Copy the items verbatim, starting with the first line and continuing through the line that contains "- comparison-cell: 5000k: [409, 72, 542, 312]".

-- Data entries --
▼▼▼

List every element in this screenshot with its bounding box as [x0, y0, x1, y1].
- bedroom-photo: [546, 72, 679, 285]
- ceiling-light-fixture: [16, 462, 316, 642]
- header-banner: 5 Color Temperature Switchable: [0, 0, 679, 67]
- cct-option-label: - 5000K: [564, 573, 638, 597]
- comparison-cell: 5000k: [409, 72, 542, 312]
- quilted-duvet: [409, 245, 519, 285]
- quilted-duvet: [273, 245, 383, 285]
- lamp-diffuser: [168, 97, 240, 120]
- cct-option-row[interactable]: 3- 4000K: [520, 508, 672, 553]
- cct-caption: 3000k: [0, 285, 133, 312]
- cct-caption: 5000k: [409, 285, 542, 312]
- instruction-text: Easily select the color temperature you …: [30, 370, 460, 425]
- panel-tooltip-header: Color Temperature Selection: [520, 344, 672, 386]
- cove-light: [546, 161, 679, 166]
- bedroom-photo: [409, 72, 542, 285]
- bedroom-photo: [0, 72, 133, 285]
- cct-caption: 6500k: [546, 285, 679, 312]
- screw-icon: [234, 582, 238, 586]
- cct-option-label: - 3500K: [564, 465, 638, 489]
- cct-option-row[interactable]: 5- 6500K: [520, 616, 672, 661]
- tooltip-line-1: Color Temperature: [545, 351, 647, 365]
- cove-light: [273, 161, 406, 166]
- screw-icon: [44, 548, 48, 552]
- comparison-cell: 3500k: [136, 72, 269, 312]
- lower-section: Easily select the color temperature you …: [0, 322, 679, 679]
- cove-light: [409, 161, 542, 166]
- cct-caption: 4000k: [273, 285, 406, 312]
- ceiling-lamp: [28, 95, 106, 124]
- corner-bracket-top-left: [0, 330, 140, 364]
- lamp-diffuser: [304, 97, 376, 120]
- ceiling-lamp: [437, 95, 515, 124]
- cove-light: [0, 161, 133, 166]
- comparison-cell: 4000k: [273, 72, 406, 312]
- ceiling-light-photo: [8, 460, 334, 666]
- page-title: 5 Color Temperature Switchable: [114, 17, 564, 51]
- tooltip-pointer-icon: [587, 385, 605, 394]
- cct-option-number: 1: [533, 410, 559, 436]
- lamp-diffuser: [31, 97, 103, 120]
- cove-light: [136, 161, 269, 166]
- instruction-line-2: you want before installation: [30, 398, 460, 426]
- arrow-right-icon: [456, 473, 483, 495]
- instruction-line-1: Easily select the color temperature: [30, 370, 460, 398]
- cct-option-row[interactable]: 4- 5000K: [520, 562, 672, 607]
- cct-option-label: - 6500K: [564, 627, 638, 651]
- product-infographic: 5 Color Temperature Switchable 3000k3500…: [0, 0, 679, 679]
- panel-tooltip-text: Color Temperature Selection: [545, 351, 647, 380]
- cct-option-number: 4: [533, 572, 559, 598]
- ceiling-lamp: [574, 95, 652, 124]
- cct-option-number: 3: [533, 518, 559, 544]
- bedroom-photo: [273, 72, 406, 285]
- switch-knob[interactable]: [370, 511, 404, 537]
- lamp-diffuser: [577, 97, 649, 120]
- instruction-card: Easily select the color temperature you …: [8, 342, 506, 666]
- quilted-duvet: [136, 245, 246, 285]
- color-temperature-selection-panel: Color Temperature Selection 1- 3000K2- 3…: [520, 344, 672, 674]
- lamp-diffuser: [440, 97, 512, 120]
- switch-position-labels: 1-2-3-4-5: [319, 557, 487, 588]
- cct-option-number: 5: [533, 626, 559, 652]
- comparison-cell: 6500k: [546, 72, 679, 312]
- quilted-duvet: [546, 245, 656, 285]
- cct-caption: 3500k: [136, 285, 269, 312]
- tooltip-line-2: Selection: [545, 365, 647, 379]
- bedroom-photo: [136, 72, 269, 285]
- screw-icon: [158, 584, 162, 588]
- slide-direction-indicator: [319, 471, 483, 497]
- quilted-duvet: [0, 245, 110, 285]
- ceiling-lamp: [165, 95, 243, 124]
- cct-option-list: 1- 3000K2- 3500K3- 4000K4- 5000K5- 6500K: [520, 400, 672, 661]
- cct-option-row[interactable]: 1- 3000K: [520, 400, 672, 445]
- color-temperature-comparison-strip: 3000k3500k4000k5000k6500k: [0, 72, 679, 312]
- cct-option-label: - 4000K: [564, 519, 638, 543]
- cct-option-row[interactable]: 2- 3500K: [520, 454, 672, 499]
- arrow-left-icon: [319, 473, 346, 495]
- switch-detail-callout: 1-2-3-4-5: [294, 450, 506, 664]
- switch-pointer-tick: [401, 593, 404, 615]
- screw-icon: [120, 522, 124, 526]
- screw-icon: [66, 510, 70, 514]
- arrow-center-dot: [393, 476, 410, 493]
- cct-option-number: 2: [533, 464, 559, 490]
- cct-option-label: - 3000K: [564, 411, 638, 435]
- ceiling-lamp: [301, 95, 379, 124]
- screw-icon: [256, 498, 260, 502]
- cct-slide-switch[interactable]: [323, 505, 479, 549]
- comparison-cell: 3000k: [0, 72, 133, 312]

▲▲▲

-- Task response --
List every element in this screenshot with its bounding box as [x0, y0, x1, y1].
- bedroom-photo: [546, 72, 679, 285]
- ceiling-light-fixture: [16, 462, 316, 642]
- header-banner: 5 Color Temperature Switchable: [0, 0, 679, 67]
- cct-option-label: - 5000K: [564, 573, 638, 597]
- comparison-cell: 5000k: [409, 72, 542, 312]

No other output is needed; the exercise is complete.